Give every line of the data again, unchanged, but with no pictures.

Rows from a dataset |
-------
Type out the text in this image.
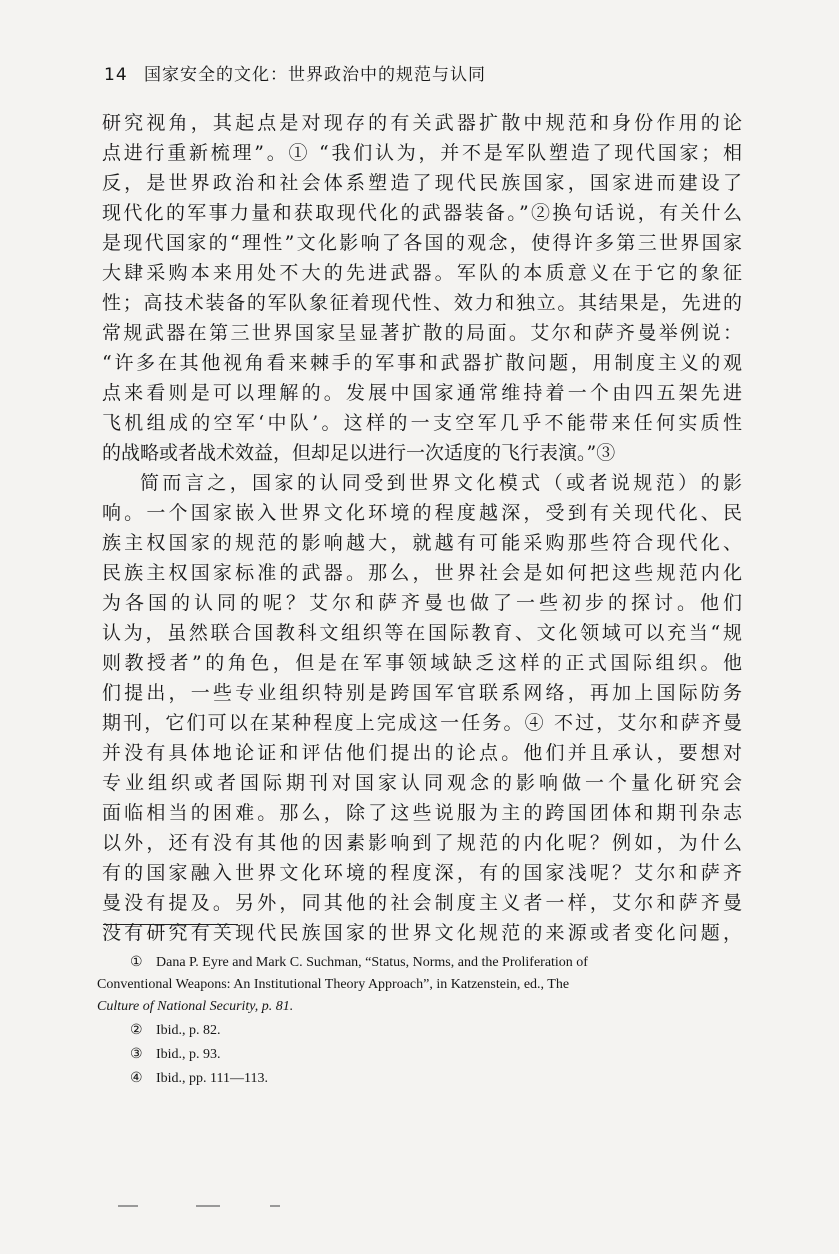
14 国家安全的文化：世界政治中的规范与认同
研究视角，其起点是对现存的有关武器扩散中规范和身份作用的论
点进行重新梳理”。① “我们认为，并不是军队塑造了现代国家；相
反，是世界政治和社会体系塑造了现代民族国家，国家进而建设了
现代化的军事力量和获取现代化的武器装备。”②换句话说，有关什么
是现代国家的“理性”文化影响了各国的观念，使得许多第三世界国家
大肆采购本来用处不大的先进武器。军队的本质意义在于它的象征
性；高技术装备的军队象征着现代性、效力和独立。其结果是，先进的
常规武器在第三世界国家呈显著扩散的局面。艾尔和萨齐曼举例说：
“许多在其他视角看来棘手的军事和武器扩散问题，用制度主义的观
点来看则是可以理解的。发展中国家通常维持着一个由四五架先进
飞机组成的空军‘中队’。这样的一支空军几乎不能带来任何实质性
的战略或者战术效益，但却足以进行一次适度的飞行表演。”③
简而言之，国家的认同受到世界文化模式（或者说规范）的影
响。一个国家嵌入世界文化环境的程度越深，受到有关现代化、民
族主权国家的规范的影响越大，就越有可能采购那些符合现代化、
民族主权国家标准的武器。那么，世界社会是如何把这些规范内化
为各国的认同的呢？艾尔和萨齐曼也做了一些初步的探讨。他们
认为，虽然联合国教科文组织等在国际教育、文化领域可以充当“规
则教授者”的角色，但是在军事领域缺乏这样的正式国际组织。他
们提出，一些专业组织特别是跨国军官联系网络，再加上国际防务
期刊，它们可以在某种程度上完成这一任务。④ 不过，艾尔和萨齐曼
并没有具体地论证和评估他们提出的论点。他们并且承认，要想对
专业组织或者国际期刊对国家认同观念的影响做一个量化研究会
面临相当的困难。那么，除了这些说服为主的跨国团体和期刊杂志
以外，还有没有其他的因素影响到了规范的内化呢？例如，为什么
有的国家融入世界文化环境的程度深，有的国家浅呢？艾尔和萨齐
曼没有提及。另外，同其他的社会制度主义者一样，艾尔和萨齐曼
没有研究有关现代民族国家的世界文化规范的来源或者变化问题，
① Dana P. Eyre and Mark C. Suchman, “Status, Norms, and the Proliferation of
Conventional Weapons: An Institutional Theory Approach”, in Katzenstein, ed., The
Culture of National Security, p. 81.
② Ibid., p. 82.
③ Ibid., p. 93.
④ Ibid., pp. 111—113.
-------
ANSWER TO THE EXERCISE |
Type out the text in this image.
14 国家安全的文化：世界政治中的规范与认同
研究视角，其起点是对现存的有关武器扩散中规范和身份作用的论
点进行重新梳理”。① “我们认为，并不是军队塑造了现代国家；相
反，是世界政治和社会体系塑造了现代民族国家，国家进而建设了
现代化的军事力量和获取现代化的武器装备。”②换句话说，有关什么
是现代国家的“理性”文化影响了各国的观念，使得许多第三世界国家
大肆采购本来用处不大的先进武器。军队的本质意义在于它的象征
性；高技术装备的军队象征着现代性、效力和独立。其结果是，先进的
常规武器在第三世界国家呈显著扩散的局面。艾尔和萨齐曼举例说：
“许多在其他视角看来棘手的军事和武器扩散问题，用制度主义的观
点来看则是可以理解的。发展中国家通常维持着一个由四五架先进
飞机组成的空军‘中队’。这样的一支空军几乎不能带来任何实质性
的战略或者战术效益，但却足以进行一次适度的飞行表演。”③
简而言之，国家的认同受到世界文化模式（或者说规范）的影
响。一个国家嵌入世界文化环境的程度越深，受到有关现代化、民
族主权国家的规范的影响越大，就越有可能采购那些符合现代化、
民族主权国家标准的武器。那么，世界社会是如何把这些规范内化
为各国的认同的呢？艾尔和萨齐曼也做了一些初步的探讨。他们
认为，虽然联合国教科文组织等在国际教育、文化领域可以充当“规
则教授者”的角色，但是在军事领域缺乏这样的正式国际组织。他
们提出，一些专业组织特别是跨国军官联系网络，再加上国际防务
期刊，它们可以在某种程度上完成这一任务。④ 不过，艾尔和萨齐曼
并没有具体地论证和评估他们提出的论点。他们并且承认，要想对
专业组织或者国际期刊对国家认同观念的影响做一个量化研究会
面临相当的困难。那么，除了这些说服为主的跨国团体和期刊杂志
以外，还有没有其他的因素影响到了规范的内化呢？例如，为什么
有的国家融入世界文化环境的程度深，有的国家浅呢？艾尔和萨齐
曼没有提及。另外，同其他的社会制度主义者一样，艾尔和萨齐曼
没有研究有关现代民族国家的世界文化规范的来源或者变化问题，
① Dana P. Eyre and Mark C. Suchman, “Status, Norms, and the Proliferation of
Conventional Weapons: An Institutional Theory Approach”, in Katzenstein, ed., The
Culture of National Security, p. 81.
② Ibid., p. 82.
③ Ibid., p. 93.
④ Ibid., pp. 111—113.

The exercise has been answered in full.